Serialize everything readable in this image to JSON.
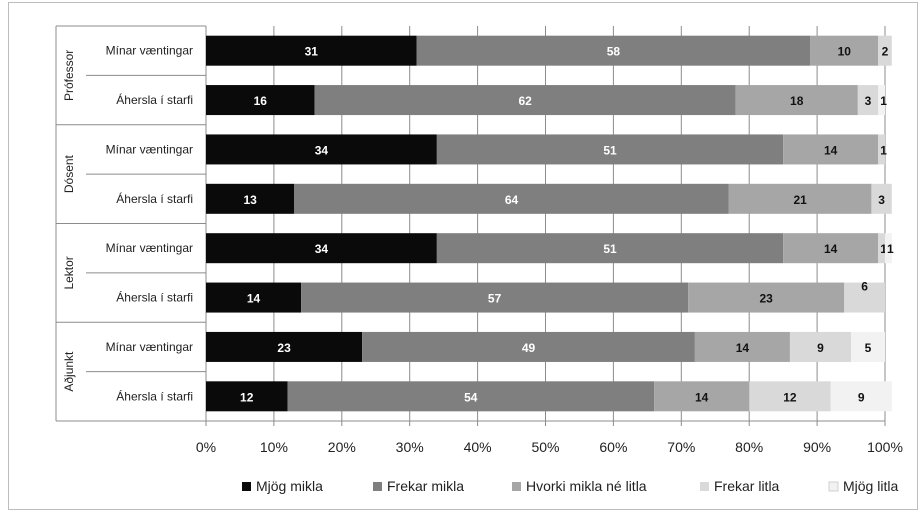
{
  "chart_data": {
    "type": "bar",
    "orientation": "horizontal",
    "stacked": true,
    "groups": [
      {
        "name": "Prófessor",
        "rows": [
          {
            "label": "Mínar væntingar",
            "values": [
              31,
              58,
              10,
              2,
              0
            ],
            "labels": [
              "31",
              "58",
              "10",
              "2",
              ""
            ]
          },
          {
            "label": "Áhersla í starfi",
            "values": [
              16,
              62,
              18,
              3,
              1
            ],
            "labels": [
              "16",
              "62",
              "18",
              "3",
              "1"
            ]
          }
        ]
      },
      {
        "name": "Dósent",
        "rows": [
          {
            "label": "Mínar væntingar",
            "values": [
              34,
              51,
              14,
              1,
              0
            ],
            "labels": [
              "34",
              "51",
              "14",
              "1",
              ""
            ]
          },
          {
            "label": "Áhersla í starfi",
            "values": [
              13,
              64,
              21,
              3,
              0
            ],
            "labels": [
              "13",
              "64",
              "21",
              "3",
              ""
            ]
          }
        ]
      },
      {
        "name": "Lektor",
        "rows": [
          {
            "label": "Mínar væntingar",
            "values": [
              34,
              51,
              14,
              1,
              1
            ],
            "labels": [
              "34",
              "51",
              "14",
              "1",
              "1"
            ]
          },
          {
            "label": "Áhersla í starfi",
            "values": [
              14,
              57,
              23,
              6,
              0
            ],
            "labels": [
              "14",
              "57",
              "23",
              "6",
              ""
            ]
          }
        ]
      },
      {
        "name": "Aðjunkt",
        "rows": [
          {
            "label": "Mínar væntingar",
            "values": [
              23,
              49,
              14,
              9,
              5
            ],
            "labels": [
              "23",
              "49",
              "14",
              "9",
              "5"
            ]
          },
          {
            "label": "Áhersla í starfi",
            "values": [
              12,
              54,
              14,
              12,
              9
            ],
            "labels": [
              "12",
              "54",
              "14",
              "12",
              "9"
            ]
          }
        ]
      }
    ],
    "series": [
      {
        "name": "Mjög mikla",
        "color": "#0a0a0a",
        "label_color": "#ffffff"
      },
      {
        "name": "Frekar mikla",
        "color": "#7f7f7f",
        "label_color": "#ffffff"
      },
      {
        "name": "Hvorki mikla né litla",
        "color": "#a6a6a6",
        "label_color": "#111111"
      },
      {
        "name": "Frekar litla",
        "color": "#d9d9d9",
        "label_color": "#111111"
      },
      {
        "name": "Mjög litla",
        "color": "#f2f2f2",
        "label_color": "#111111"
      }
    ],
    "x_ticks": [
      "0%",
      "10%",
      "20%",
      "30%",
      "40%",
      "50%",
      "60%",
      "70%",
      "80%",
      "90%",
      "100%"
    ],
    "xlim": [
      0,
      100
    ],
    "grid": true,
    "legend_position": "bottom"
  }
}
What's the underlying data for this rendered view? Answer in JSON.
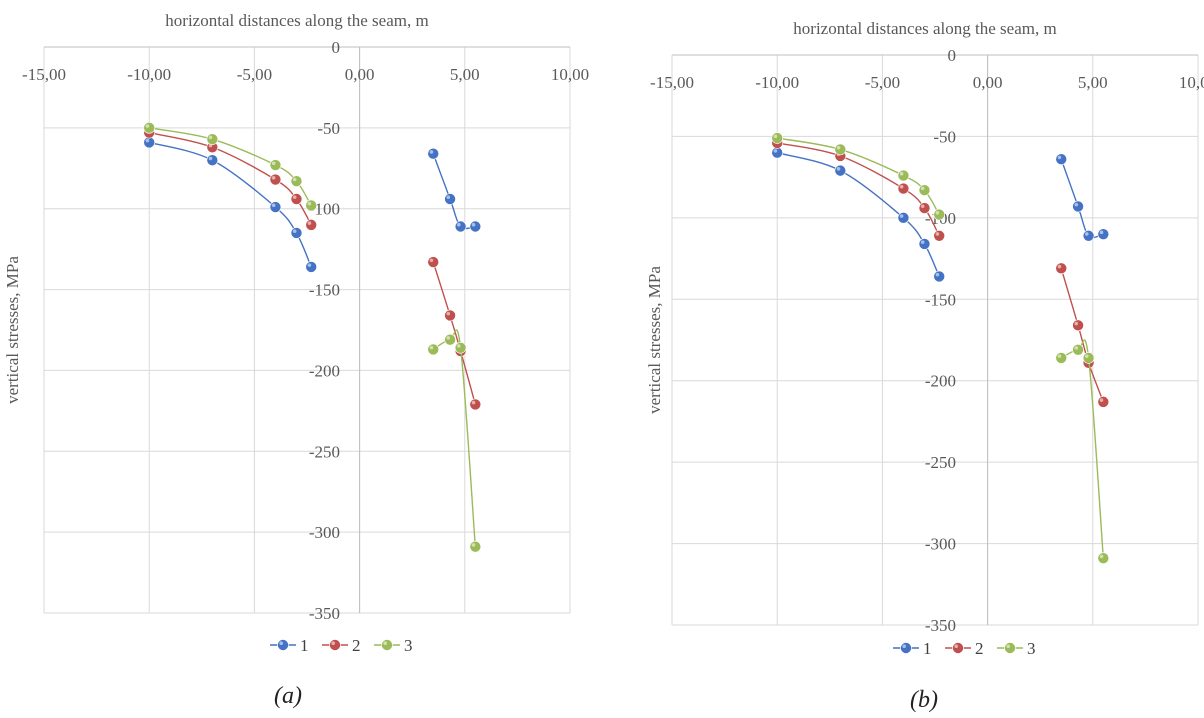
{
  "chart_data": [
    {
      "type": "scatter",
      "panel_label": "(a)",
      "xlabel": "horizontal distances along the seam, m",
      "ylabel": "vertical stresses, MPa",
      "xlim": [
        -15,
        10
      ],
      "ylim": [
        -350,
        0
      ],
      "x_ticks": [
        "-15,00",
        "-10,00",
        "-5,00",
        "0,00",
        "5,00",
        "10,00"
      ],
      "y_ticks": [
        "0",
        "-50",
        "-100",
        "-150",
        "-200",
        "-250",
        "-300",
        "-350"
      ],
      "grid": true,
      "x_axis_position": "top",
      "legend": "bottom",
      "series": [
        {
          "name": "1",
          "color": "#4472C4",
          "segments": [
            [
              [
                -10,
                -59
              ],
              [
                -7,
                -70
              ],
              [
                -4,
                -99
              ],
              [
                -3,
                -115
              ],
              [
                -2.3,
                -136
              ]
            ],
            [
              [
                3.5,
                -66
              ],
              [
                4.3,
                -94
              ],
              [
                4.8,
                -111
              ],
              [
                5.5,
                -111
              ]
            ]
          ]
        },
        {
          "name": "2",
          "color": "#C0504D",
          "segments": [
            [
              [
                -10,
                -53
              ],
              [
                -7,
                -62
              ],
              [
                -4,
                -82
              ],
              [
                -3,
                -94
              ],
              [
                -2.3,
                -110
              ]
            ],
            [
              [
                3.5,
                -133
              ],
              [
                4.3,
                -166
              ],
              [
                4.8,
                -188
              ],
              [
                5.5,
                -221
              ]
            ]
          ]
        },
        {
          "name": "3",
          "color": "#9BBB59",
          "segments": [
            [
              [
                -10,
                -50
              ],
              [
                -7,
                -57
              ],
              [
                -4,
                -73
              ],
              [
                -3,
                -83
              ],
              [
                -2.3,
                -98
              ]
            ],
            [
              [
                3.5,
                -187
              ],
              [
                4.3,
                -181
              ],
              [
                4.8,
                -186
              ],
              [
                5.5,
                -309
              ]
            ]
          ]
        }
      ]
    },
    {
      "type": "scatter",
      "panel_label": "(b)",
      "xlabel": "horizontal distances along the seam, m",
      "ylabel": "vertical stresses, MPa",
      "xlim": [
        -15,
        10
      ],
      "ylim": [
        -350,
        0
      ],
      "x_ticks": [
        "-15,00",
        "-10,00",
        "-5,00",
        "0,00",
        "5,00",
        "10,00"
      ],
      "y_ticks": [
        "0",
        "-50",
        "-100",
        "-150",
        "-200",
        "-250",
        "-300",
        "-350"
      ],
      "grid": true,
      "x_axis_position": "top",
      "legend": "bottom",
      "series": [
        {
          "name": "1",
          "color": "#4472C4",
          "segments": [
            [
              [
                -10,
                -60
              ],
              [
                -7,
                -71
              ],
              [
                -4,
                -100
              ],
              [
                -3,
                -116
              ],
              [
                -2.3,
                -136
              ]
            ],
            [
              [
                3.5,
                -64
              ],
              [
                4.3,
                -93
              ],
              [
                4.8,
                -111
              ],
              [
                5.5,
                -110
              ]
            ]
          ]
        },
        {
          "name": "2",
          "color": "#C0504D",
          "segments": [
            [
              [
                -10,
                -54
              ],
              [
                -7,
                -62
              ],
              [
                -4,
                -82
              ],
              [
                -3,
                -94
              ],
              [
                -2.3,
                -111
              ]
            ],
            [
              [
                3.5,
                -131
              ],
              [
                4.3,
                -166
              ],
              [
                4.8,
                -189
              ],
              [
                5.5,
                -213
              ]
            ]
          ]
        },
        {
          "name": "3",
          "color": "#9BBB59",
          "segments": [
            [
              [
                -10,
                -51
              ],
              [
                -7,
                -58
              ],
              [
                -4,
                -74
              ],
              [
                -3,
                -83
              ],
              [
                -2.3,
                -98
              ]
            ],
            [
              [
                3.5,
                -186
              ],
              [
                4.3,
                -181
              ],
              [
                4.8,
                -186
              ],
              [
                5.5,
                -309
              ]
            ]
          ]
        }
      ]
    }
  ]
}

+--

• Exercise prompt
From the listing above, pick out each line where the word "true" appears.

• Finished answer
    "stacked": true,
    "grid": true,
      "grid": true,
      "grid": true,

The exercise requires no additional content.